#### Task instructions
Please copy every one of the lines below word for word, changing no character.
--- begin Input records ---
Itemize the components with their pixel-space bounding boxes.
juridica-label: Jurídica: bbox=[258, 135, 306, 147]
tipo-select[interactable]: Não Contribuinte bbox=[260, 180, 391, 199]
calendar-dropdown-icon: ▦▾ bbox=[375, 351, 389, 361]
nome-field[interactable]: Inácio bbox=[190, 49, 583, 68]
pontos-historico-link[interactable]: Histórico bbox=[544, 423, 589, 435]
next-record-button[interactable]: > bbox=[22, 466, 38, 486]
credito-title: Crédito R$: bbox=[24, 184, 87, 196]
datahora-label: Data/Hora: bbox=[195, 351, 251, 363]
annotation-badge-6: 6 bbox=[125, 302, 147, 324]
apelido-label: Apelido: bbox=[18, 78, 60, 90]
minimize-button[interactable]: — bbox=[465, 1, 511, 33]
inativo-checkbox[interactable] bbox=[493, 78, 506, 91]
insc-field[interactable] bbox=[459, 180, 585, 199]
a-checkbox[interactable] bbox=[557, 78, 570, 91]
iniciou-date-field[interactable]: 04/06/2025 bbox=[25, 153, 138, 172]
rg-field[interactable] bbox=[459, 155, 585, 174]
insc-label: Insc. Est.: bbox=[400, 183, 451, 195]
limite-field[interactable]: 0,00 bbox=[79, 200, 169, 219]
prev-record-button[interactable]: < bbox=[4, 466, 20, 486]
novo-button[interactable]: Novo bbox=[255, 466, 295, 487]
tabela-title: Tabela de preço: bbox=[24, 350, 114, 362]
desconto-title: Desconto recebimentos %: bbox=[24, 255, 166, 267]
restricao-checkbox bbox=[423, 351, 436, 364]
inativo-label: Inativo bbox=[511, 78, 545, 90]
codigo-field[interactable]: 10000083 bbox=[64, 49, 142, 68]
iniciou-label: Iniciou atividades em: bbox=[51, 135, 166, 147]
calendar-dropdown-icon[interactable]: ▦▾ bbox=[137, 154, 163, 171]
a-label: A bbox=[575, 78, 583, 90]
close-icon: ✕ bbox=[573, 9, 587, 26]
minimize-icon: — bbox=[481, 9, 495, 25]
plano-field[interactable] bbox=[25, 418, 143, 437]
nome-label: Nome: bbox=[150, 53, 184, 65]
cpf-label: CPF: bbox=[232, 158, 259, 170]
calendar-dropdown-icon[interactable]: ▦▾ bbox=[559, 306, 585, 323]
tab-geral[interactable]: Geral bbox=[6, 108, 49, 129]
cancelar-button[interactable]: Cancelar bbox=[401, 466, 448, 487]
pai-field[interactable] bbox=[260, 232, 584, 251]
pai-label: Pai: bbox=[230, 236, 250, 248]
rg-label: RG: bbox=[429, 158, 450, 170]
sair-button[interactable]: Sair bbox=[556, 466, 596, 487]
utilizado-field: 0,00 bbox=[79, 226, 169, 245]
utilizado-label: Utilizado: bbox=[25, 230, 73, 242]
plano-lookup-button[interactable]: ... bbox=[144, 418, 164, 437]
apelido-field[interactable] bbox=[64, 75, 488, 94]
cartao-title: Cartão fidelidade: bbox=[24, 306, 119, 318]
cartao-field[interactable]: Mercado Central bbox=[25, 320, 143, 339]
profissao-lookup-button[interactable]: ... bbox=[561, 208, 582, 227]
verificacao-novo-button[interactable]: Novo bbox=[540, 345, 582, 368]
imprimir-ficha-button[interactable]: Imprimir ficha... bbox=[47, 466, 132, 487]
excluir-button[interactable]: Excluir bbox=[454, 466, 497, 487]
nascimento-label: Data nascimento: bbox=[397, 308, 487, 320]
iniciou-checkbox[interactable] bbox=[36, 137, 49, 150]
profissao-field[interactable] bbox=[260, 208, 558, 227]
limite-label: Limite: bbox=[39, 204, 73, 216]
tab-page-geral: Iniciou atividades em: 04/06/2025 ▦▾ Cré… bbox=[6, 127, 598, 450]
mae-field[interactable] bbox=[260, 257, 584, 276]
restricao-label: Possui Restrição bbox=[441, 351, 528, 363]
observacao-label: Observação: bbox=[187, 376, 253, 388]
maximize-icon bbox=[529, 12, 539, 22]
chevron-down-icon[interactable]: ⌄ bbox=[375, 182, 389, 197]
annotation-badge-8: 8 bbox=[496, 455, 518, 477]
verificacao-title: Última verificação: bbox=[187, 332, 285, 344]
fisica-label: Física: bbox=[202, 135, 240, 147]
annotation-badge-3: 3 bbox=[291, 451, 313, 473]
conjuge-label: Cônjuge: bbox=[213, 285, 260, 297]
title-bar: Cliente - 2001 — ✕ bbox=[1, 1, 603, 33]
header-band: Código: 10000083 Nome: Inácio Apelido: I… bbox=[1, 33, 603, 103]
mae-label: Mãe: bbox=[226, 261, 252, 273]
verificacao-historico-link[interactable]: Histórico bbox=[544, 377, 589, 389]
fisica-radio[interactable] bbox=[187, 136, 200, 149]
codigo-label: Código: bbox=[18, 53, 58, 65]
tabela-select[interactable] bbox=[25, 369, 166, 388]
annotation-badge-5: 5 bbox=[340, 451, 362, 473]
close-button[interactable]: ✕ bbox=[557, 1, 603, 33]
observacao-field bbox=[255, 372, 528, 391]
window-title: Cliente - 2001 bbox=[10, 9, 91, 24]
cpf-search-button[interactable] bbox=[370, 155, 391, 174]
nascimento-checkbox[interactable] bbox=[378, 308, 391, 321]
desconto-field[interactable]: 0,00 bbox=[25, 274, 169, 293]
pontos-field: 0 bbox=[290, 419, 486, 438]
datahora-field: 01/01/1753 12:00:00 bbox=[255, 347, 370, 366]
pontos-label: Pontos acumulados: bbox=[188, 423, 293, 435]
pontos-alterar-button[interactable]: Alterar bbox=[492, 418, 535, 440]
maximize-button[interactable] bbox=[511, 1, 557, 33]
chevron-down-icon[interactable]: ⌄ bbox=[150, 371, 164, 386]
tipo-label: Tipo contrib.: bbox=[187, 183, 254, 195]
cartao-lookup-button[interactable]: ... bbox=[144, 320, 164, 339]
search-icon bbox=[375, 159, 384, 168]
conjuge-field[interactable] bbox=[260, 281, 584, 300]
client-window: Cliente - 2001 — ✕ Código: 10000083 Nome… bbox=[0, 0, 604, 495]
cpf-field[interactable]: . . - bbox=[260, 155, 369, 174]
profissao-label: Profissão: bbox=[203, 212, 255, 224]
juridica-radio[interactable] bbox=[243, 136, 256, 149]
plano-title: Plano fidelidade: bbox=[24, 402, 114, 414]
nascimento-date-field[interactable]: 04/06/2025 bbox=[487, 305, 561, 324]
--- end Input records ---
#### Solved problem
Itemize the components with their pixel-space bounding boxes.
juridica-label: Jurídica: bbox=[258, 135, 306, 147]
tipo-select[interactable]: Não Contribuinte bbox=[260, 180, 391, 199]
calendar-dropdown-icon: ▦▾ bbox=[375, 351, 389, 361]
nome-field[interactable]: Inácio bbox=[190, 49, 583, 68]
pontos-historico-link[interactable]: Histórico bbox=[544, 423, 589, 435]
next-record-button[interactable]: > bbox=[22, 466, 38, 486]
credito-title: Crédito R$: bbox=[24, 184, 87, 196]
datahora-label: Data/Hora: bbox=[195, 351, 251, 363]
annotation-badge-6: 6 bbox=[125, 302, 147, 324]
apelido-label: Apelido: bbox=[18, 78, 60, 90]
minimize-button[interactable]: — bbox=[465, 1, 511, 33]
inativo-checkbox[interactable] bbox=[493, 78, 506, 91]
insc-field[interactable] bbox=[459, 180, 585, 199]
a-checkbox[interactable] bbox=[557, 78, 570, 91]
iniciou-date-field[interactable]: 04/06/2025 bbox=[25, 153, 138, 172]
rg-field[interactable] bbox=[459, 155, 585, 174]
insc-label: Insc. Est.: bbox=[400, 183, 451, 195]
limite-field[interactable]: 0,00 bbox=[79, 200, 169, 219]
prev-record-button[interactable]: < bbox=[4, 466, 20, 486]
novo-button[interactable]: Novo bbox=[255, 466, 295, 487]
tabela-title: Tabela de preço: bbox=[24, 350, 114, 362]
desconto-title: Desconto recebimentos %: bbox=[24, 255, 166, 267]
restricao-checkbox bbox=[423, 351, 436, 364]
inativo-label: Inativo bbox=[511, 78, 545, 90]
codigo-field[interactable]: 10000083 bbox=[64, 49, 142, 68]
iniciou-label: Iniciou atividades em: bbox=[51, 135, 166, 147]
calendar-dropdown-icon[interactable]: ▦▾ bbox=[137, 154, 163, 171]
a-label: A bbox=[575, 78, 583, 90]
close-icon: ✕ bbox=[573, 9, 587, 26]
minimize-icon: — bbox=[481, 9, 495, 25]
plano-field[interactable] bbox=[25, 418, 143, 437]
nome-label: Nome: bbox=[150, 53, 184, 65]
cpf-label: CPF: bbox=[232, 158, 259, 170]
calendar-dropdown-icon[interactable]: ▦▾ bbox=[559, 306, 585, 323]
tab-geral[interactable]: Geral bbox=[6, 108, 49, 129]
cancelar-button[interactable]: Cancelar bbox=[401, 466, 448, 487]
pai-field[interactable] bbox=[260, 232, 584, 251]
pai-label: Pai: bbox=[230, 236, 250, 248]
rg-label: RG: bbox=[429, 158, 450, 170]
sair-button[interactable]: Sair bbox=[556, 466, 596, 487]
utilizado-field: 0,00 bbox=[79, 226, 169, 245]
utilizado-label: Utilizado: bbox=[25, 230, 73, 242]
plano-lookup-button[interactable]: ... bbox=[144, 418, 164, 437]
apelido-field[interactable] bbox=[64, 75, 488, 94]
cartao-title: Cartão fidelidade: bbox=[24, 306, 119, 318]
cartao-field[interactable]: Mercado Central bbox=[25, 320, 143, 339]
profissao-lookup-button[interactable]: ... bbox=[561, 208, 582, 227]
verificacao-novo-button[interactable]: Novo bbox=[540, 345, 582, 368]
imprimir-ficha-button[interactable]: Imprimir ficha... bbox=[47, 466, 132, 487]
excluir-button[interactable]: Excluir bbox=[454, 466, 497, 487]
nascimento-label: Data nascimento: bbox=[397, 308, 487, 320]
iniciou-checkbox[interactable] bbox=[36, 137, 49, 150]
profissao-field[interactable] bbox=[260, 208, 558, 227]
limite-label: Limite: bbox=[39, 204, 73, 216]
tab-page-geral: Iniciou atividades em: 04/06/2025 ▦▾ Cré… bbox=[6, 127, 598, 450]
mae-field[interactable] bbox=[260, 257, 584, 276]
restricao-label: Possui Restrição bbox=[441, 351, 528, 363]
observacao-label: Observação: bbox=[187, 376, 253, 388]
maximize-icon bbox=[529, 12, 539, 22]
chevron-down-icon[interactable]: ⌄ bbox=[375, 182, 389, 197]
annotation-badge-8: 8 bbox=[496, 455, 518, 477]
verificacao-title: Última verificação: bbox=[187, 332, 285, 344]
fisica-label: Física: bbox=[202, 135, 240, 147]
annotation-badge-3: 3 bbox=[291, 451, 313, 473]
conjuge-label: Cônjuge: bbox=[213, 285, 260, 297]
title-bar: Cliente - 2001 — ✕ bbox=[1, 1, 603, 33]
header-band: Código: 10000083 Nome: Inácio Apelido: I… bbox=[1, 33, 603, 103]
mae-label: Mãe: bbox=[226, 261, 252, 273]
verificacao-historico-link[interactable]: Histórico bbox=[544, 377, 589, 389]
fisica-radio[interactable] bbox=[187, 136, 200, 149]
codigo-label: Código: bbox=[18, 53, 58, 65]
tabela-select[interactable] bbox=[25, 369, 166, 388]
annotation-badge-5: 5 bbox=[340, 451, 362, 473]
close-button[interactable]: ✕ bbox=[557, 1, 603, 33]
observacao-field bbox=[255, 372, 528, 391]
window-title: Cliente - 2001 bbox=[10, 9, 91, 24]
cpf-search-button[interactable] bbox=[370, 155, 391, 174]
nascimento-checkbox[interactable] bbox=[378, 308, 391, 321]
desconto-field[interactable]: 0,00 bbox=[25, 274, 169, 293]
pontos-field: 0 bbox=[290, 419, 486, 438]
datahora-field: 01/01/1753 12:00:00 bbox=[255, 347, 370, 366]
pontos-label: Pontos acumulados: bbox=[188, 423, 293, 435]
pontos-alterar-button[interactable]: Alterar bbox=[492, 418, 535, 440]
maximize-button[interactable] bbox=[511, 1, 557, 33]
chevron-down-icon[interactable]: ⌄ bbox=[150, 371, 164, 386]
tipo-label: Tipo contrib.: bbox=[187, 183, 254, 195]
cartao-lookup-button[interactable]: ... bbox=[144, 320, 164, 339]
search-icon bbox=[375, 159, 384, 168]
conjuge-field[interactable] bbox=[260, 281, 584, 300]
client-window: Cliente - 2001 — ✕ Código: 10000083 Nome… bbox=[0, 0, 604, 495]
cpf-field[interactable]: . . - bbox=[260, 155, 369, 174]
profissao-label: Profissão: bbox=[203, 212, 255, 224]
juridica-radio[interactable] bbox=[243, 136, 256, 149]
plano-title: Plano fidelidade: bbox=[24, 402, 114, 414]
nascimento-date-field[interactable]: 04/06/2025 bbox=[487, 305, 561, 324]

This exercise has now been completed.